FIG. 1 is a schematic front view of a pillow bag with an integral fill conduit according to an aspect of the invention.
FIG. 2 is a cross sectional schematic view of a single-ply version of the invention of the type shown in FIG. 1 taken along the line 2--2.
FIG. 3 is a cross-sectional schematic view of a multiple-ply version of the invention of the type shown in FIG. 7 taken along the line 3--3 or of the type shown in FIG. 1 taken along the line 2--2.
FIG. 4 is top schematic view of a piece of material used to form the invention.
FIG. 5 is a schematic elevational view of the invention filled and arranged in a rigid container according to an aspect of the invention.
FIG. 6 is a schematic elevational view of the invention filled and arranged in a rigid container according to another aspect of the invention.
FIG. 7 is a schematic front view of a pillow bag with an integral fill conduit according to another aspect of the invention.
FIG. 8 is a top schematic view of two exemplary pieces of material used to form a two-ply version of the invention shown in FIG. 7.
FIG. 9 is a schematic view of the bag of FIGS. 7 and 8 as it appears when filled.
FIG. 10 is a close-up of the air input conduit of the bag of FIGS. 7-9.
With reference to the accompanying Figures, to form my new bag 100 in its most basic form, I prefer to fold a single, rectangular piece of material 10 to form two rectangular layers of material 11, 12, as seen in FIG. 4. I take the two layers of material 11, 12, preferably rectangular, each including a top edge 11a, 12a side edges 11b, 12b, 11c, 12c and a bottom edge 11d, 12d. I bond the layers together in a shape that will yield a bag with an integral filling conduit 110, which I prefer to call a snout, my preferred shape for the layers being a rectangle with an adjacent trapezoid. Other shapes can be used as well so long as they yield the bag with its snout. For the preferred trapezoid/rectangle arrangement, the long base of the trapezoid abuts the top of the rectangle. I bond the layers 11, 12 of material to form seams 101, 102, 105 along the left and right sides and base of the rectangle, which are the side edges 11b, 12b, 11c, 12c and bottom edges 11d, 12d of the layers. Then I bond the layers along the sides of the trapezoid to form diagonal seams 103, 104 extending from the sides of the rectangle to the short base of the trapezoid, which lies along the top edges 11a, 12a of the layers. I prefer to trim off the flaps of excess material 112, 113 left after the diagonal seams 103, 104 are formed. The top of the trapezoid is left open so that an unsealed portion 119 is left between the tops of the diagonal seams 103, 104 and is a fill opening. This yields a single-ply bag that includes its cwn filling conduit or snout 110 for easy filling of the bag 100. I prefer to form a drain or exit port 106 in one side of the bag 100, though this can be omitted if desired. I can, of course, make my bags 100 with multiple plies by adding more pairs of layers of material 11', 12', as illustrated in FIG. 3, which shows a two-ply version of my bag 100 in cross-section.

§ DIRECTIVES:
a. Please reproduce the passage of the pillow bag description starting at "FIG. 7 is a" and ending at "shown in FIG. 7.".
b. Answer these questions from the pillow bag description:
(i) What does FIG. 4 show?
(ii) What name does the writer prefer for the integral filling conduit?
(iii) Which part of the trapezoid is left open to serve as the fill opening?
c. Carry the pillow bag description forward from its final sentence.

§ GIVEN MATERIAL:
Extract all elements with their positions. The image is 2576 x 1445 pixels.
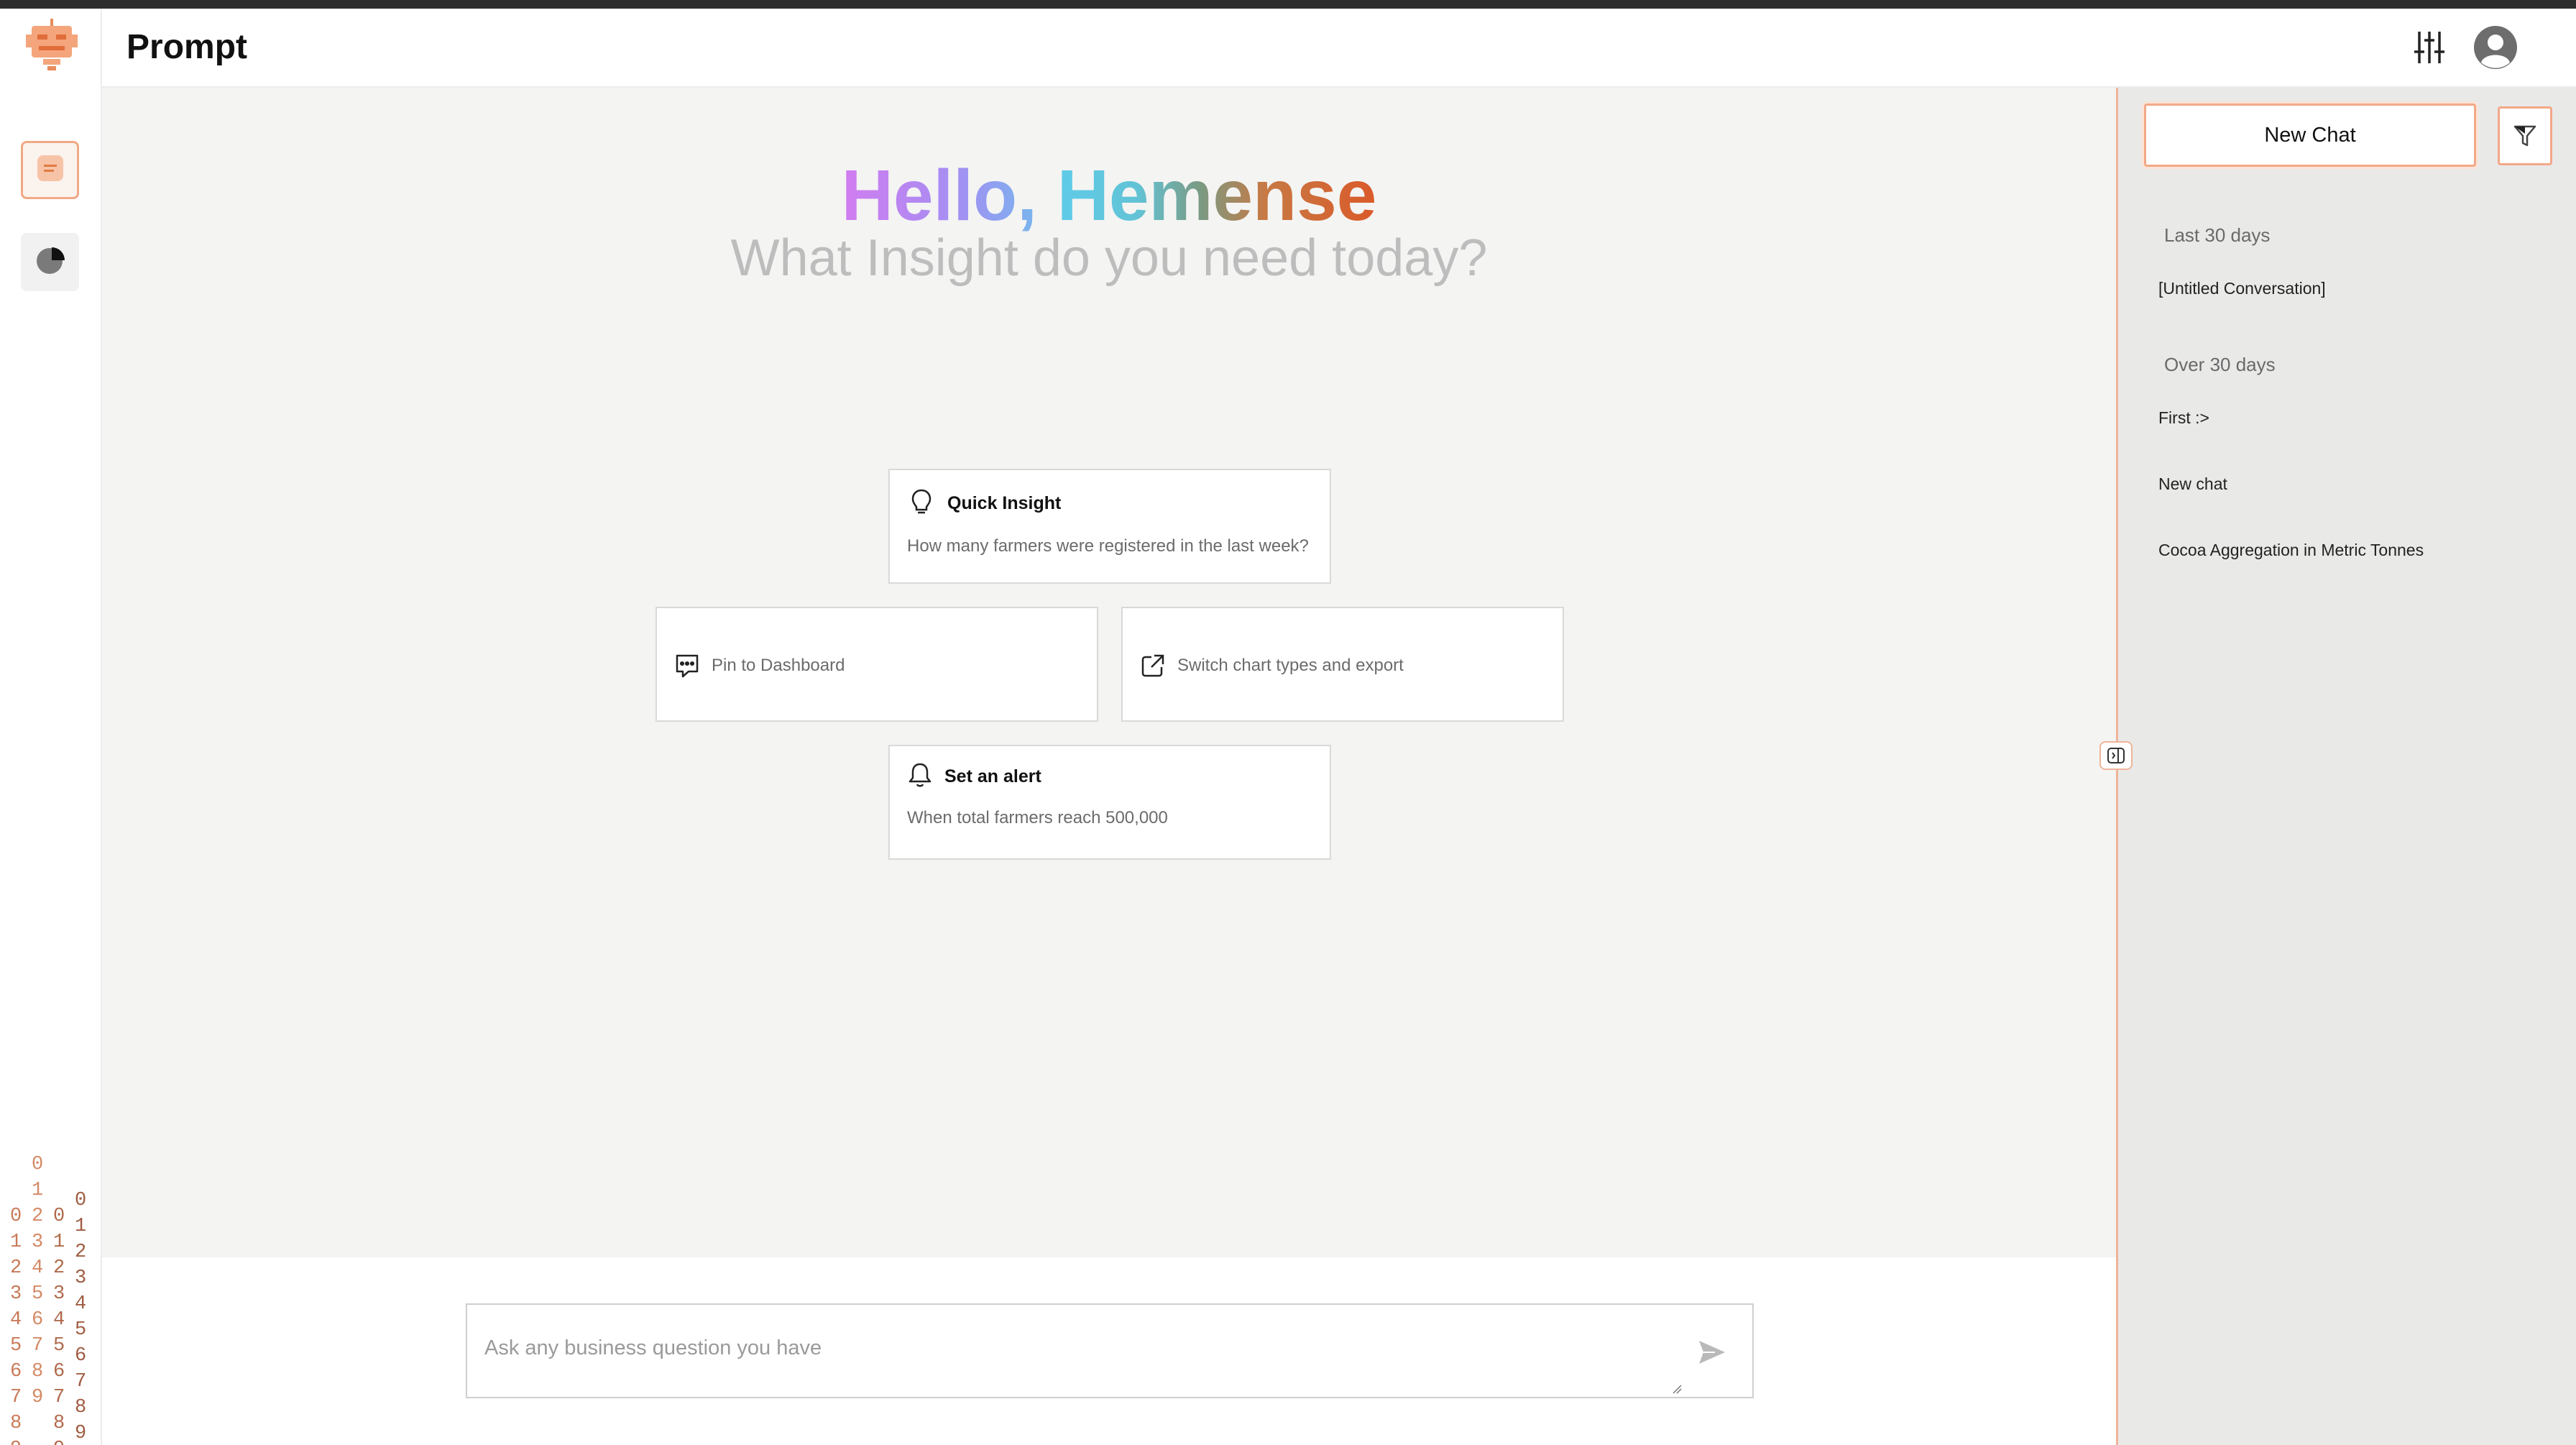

§ ANSWERS TO THE EXERCISE:
a.
FIG. 7 is a schematic front view of a pillow bag with an integral fill conduit according to another aspect of the invention.
FIG. 8 is a top schematic view of two exemplary pieces of material used to form a two-ply version of the invention shown in FIG. 7.

b.
(i) A top schematic view of a piece of material used to form the invention.
(ii) A snout.
(iii) The top of the trapezoid.

c.
As an alternative to forming the two layers of material from a single, folded piece of material, I can cut each layer 11, 12 as individual pieces of material. For bags with two or more plies, I bond the layers 11', 11", 12', 12" together along the short base of the trapezoid (a portion of the top edges 11a', 12a', 11a", 12a" which becomes the mouth of the snout 110) as seen in FIGS. 8 and 9 to form interply bonds or internal seals 111', 111". The base of the rectangle need not be sealed and 105 simply represents a fold line in this case.
To use 100, I prefer to place it in a rigid container 1, such as a plastic tote, arrange so that the drain port 106, if included, protrudes from a hole in the container 1 and so the seams 101-104 of the bag will extend up the midpoints of opposing sides of the container 1. I then connect the mouth of the snout 119 to a fill head via a spanner bar, fill the bag 100 through its snout 110, remove the bag 100 from the spanner bar, seal the snout, and ship the filled bag 100 in its rigid container 1. The positioning and filling could also be done using a cassette to hold the bag 100 during insertion and filling. The cassette is configured to hold the bag 100 as it fills so that a minimum of folds of bag material are trapped under the bulk material during filling, which could reduce the shipped amount of bulk material and put undesirable strain on the bag. The cassette is typically made of an inexpensive, lightweight material, such as cardboard.
I can also make my bag so that I can inflate interply regions of the bag for enhanced bag evacuation. In this case, the simplest form is a two-ply bag. Closed bulk material shipper bags commonly include at least two edge seals (heat seal, tie off, or other type) on opposite sides or ends of the bag. Optionally, they can have a seal around the full perimeter of the bag. In my case, I form seals down the edges of the layers of material used to make the bag. I add a third seal to connect the two edge seals, if such a third seal is not already present. This third seal can be another edge seal or an internal seal or interply bond through the plies on one side of the bag. Preferably, the seal should be placed roughly opposite the drain port at a point at which the amount of bag material leading to the drain on either side of the seal is substantially equal, though the exact position can vary depending on the particular application. The third seal should also be somewhere above the floor of the container, preferably at or above the midplane of the container.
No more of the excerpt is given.